====== Extrait choisi ======

« La déflation est dangereuse pour la filière et ne sert ni l'intérêt des distributeurs ni celui des fabricants. Au final, elle est même dangereuse pour le pays », explique M. Faber, qui a pris la direction opérationnelle de Danone à l'automne, à la place de Franck Riboud.
Le dirigeant estime que cette tendance «ne va pas se ralentir avec l'apparition des grandes « centrales » d'achat et « entraîne de la précarité dans la filière ».
Les géants de la distribution se sont récemment alliés et seulement quatre groupes (Casino allié à Intermarché, Carrefour et Cora, Auchan avec Système U et Leclerc seul,) représentent 90% du marché de l'achat.
La situation pèse aussi sur les marges de Danone en France, dont «nous ne sommes pas satisfaits (...) C'est un sujet de préoccupation permanent, comme le prouve le plan d'économies de 200 millions d'euros lancé en 2012 », souligne M. Faber.

======

_Consigne 1_
Selon l'extrait sur Danone et la déflation, quelle part du marché de l'achat représentent les quatre groupes de distribution ?
_Consigne 2_
Poursuivez l'extrait sur Danone et la déflation après sa dernière phrase.

====== Lignes de données ======

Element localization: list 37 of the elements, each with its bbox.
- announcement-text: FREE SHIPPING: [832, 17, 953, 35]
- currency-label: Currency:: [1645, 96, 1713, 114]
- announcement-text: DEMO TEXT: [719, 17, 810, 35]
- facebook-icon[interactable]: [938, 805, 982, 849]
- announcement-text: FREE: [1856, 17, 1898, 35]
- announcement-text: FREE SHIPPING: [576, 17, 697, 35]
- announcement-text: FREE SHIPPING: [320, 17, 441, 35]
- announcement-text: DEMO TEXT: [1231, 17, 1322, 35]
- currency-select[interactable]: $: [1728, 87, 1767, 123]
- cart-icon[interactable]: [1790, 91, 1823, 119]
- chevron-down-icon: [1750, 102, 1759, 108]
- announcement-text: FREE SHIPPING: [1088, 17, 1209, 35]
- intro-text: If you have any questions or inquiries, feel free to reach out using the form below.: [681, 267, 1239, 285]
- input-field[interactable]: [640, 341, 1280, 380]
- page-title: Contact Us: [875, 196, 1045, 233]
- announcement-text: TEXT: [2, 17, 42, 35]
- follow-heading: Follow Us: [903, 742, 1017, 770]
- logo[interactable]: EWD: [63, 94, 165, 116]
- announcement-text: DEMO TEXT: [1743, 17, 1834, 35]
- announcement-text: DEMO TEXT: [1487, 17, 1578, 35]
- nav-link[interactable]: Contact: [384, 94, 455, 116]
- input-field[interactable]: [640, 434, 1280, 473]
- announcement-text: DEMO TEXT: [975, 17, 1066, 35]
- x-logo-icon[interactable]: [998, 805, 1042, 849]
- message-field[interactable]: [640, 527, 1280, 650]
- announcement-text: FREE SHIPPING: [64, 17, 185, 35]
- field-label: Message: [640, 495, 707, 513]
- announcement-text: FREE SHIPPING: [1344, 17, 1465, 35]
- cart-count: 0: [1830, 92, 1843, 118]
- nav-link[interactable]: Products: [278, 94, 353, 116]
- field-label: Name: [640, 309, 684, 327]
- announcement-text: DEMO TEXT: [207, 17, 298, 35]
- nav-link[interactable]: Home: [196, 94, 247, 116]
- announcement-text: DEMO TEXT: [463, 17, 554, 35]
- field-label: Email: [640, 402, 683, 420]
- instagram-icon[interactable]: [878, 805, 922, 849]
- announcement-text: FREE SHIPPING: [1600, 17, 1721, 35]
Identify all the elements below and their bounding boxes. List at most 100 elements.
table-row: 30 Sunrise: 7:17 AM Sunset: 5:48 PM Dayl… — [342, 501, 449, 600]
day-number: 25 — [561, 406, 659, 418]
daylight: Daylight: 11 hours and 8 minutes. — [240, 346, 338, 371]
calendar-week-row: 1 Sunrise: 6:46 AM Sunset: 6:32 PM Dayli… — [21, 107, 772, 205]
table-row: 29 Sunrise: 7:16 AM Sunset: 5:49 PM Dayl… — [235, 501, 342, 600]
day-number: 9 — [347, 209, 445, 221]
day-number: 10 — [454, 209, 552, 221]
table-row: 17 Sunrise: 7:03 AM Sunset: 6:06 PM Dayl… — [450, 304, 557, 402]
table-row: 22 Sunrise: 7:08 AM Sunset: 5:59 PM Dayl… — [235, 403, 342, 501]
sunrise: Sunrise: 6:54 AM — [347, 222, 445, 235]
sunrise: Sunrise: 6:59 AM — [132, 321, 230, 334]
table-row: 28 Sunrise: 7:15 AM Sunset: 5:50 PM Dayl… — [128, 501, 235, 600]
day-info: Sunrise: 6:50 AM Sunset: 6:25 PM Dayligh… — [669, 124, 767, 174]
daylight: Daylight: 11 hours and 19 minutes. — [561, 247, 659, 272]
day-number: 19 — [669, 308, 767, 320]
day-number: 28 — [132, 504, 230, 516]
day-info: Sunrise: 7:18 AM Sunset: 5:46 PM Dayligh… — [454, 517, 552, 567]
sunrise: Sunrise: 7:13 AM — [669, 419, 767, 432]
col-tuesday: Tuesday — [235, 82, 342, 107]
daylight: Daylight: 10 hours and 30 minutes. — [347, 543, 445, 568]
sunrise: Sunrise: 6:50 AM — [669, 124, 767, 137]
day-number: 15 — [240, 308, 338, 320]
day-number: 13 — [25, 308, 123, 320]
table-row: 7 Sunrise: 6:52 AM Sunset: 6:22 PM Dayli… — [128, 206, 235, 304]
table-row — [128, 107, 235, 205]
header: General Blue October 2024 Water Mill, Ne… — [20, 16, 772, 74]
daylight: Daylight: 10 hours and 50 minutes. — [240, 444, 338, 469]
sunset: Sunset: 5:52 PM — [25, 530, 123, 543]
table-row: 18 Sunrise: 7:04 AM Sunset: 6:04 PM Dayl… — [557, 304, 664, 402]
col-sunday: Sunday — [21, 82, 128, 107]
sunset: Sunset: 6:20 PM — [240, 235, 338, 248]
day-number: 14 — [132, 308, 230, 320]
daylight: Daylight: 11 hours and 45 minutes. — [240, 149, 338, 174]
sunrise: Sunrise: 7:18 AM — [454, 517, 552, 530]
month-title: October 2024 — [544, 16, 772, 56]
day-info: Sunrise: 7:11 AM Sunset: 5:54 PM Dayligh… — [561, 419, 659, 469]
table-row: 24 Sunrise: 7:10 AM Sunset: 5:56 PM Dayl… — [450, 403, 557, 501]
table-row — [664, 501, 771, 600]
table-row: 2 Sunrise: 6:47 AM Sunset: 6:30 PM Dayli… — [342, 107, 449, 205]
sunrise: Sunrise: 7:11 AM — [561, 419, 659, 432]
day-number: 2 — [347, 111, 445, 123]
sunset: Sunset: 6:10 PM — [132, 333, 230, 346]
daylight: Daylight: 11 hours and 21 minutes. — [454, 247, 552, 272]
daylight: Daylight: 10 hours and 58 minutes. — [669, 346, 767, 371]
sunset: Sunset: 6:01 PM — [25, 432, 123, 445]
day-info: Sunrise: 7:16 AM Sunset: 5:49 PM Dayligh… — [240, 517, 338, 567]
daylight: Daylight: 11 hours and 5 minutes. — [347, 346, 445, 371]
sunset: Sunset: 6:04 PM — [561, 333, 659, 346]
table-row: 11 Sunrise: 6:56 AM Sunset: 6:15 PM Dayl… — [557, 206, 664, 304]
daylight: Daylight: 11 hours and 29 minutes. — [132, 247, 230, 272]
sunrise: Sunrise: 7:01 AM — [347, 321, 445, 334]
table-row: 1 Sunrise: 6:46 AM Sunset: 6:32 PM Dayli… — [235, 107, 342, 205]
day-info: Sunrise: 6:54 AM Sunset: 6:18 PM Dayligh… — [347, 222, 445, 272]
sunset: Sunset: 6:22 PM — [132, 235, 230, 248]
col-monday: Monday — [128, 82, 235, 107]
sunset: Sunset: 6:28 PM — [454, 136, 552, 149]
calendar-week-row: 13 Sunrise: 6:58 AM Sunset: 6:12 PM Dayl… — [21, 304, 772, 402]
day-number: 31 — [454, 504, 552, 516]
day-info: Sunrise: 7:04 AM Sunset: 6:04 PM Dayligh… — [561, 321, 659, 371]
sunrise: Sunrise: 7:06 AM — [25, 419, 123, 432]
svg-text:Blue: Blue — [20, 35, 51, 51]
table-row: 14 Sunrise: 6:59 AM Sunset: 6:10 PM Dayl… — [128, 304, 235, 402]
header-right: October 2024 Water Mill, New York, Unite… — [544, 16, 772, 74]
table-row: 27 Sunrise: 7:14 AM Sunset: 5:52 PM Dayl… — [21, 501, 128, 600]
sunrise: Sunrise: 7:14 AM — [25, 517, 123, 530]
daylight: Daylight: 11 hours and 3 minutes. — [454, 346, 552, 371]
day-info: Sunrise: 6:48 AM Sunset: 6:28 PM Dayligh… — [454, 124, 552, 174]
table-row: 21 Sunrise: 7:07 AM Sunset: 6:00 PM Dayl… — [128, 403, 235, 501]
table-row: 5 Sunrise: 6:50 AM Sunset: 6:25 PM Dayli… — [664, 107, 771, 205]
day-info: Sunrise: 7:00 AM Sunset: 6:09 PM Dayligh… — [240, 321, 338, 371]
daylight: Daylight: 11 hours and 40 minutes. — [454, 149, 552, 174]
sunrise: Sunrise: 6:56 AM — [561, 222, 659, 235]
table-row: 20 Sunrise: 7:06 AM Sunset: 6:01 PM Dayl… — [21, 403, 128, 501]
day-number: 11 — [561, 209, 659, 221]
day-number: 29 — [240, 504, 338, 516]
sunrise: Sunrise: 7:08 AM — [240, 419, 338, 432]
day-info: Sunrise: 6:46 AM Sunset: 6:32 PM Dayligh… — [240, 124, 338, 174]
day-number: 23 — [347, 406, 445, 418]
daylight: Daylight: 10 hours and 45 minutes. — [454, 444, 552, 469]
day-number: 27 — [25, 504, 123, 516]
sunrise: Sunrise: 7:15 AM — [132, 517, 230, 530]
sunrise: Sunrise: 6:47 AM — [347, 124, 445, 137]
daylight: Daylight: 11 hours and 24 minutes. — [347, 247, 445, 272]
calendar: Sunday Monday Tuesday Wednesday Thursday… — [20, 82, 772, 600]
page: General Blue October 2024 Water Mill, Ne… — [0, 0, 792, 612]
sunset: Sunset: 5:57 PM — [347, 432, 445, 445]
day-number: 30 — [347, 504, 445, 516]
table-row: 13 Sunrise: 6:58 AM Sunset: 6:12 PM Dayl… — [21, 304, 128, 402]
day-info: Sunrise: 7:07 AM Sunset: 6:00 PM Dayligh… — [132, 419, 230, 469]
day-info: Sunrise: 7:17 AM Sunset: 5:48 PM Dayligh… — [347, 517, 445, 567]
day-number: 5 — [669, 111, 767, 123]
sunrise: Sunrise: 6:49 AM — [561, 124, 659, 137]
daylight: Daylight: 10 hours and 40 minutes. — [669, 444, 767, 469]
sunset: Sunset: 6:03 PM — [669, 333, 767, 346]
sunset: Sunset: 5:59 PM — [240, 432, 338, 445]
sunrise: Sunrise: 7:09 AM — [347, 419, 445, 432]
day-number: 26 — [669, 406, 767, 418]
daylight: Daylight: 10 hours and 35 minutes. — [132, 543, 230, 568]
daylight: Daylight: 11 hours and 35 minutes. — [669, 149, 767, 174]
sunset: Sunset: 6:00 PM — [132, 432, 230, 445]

======

_Réponse 1_
90 % du marché de l'achat.

_Réponse 2_
Le dirigeant affirme néanmoins vouloir continuer à investir en France.
« Dans le cadre de notre réorganisation industrielle en Europe, la France va recevoir plus de volumes et c'est justement parce que nous avons investi dans nos usines françaises », explique-t-il.
Danone a vu ses ventes de produits laitiers frais reculer en Europe au 1er trimestre mais ses branches Nutrition infantile, Eaux et Nutrition médicale ont en revanche affiché un chiffre d'affaires en croissance.